=== Selected extract ===

Re: devel/llvm13 failed to reclaim memory on 8 GB Pi4 running -current

From: Mark Millard <marklmi_at_yahoo.com>
Date: Thu, 27 Jan 2022 20:12:20 UTC

On 2022-Jan-27, at 11:31, Mark Millard <marklmi@yahoo.com> wrote:

> On 2022-Jan-27, at 08:45, bob prohaska <fbsd@www.zefox.net> wrote:
> 
>> Attempts to compile devel/llvm13 on a Pi4 running -current (updated
>> on 20220126) with 8 GB of RAM and 8 GB of swap has failed on two occasions using 
>> make -DBATCH > make.log & 
>> in /usr/ports/devel/llvm13 using the system compiler. The system is
>> self-hosted. 

Context question: ZFS? UFS?

(In things involving memory usage issues, knowing which is
always appropriate because of differences in memory use
patterns.)

===

## Exercise aim
Give every date or timestamp that appears in the forum post, as it is written there. The listing that comes next is separate material, unrelated to the forum post.

=== Supplied information ===

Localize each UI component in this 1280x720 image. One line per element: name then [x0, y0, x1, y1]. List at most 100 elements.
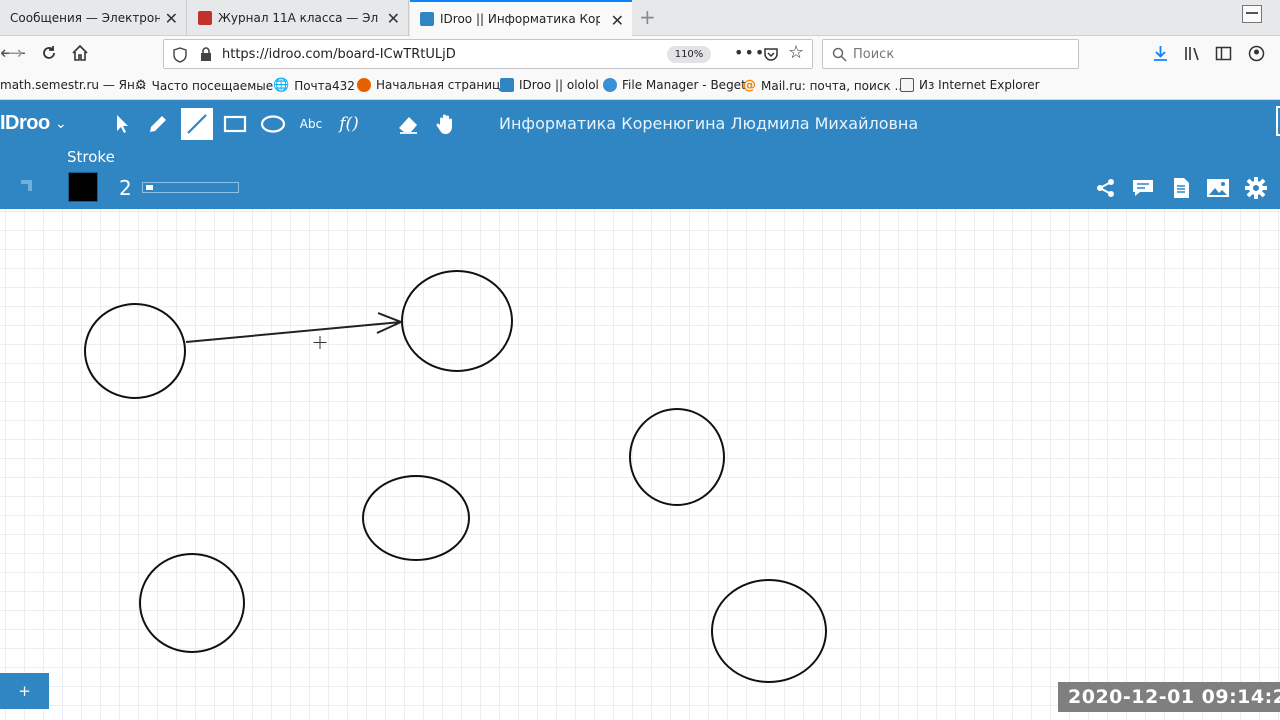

===

## Answer to the problem
Thu, 27 Jan 2022 20:12:20 UTC
2022-Jan-27, at 11:31
2022-Jan-27, at 08:45
20220126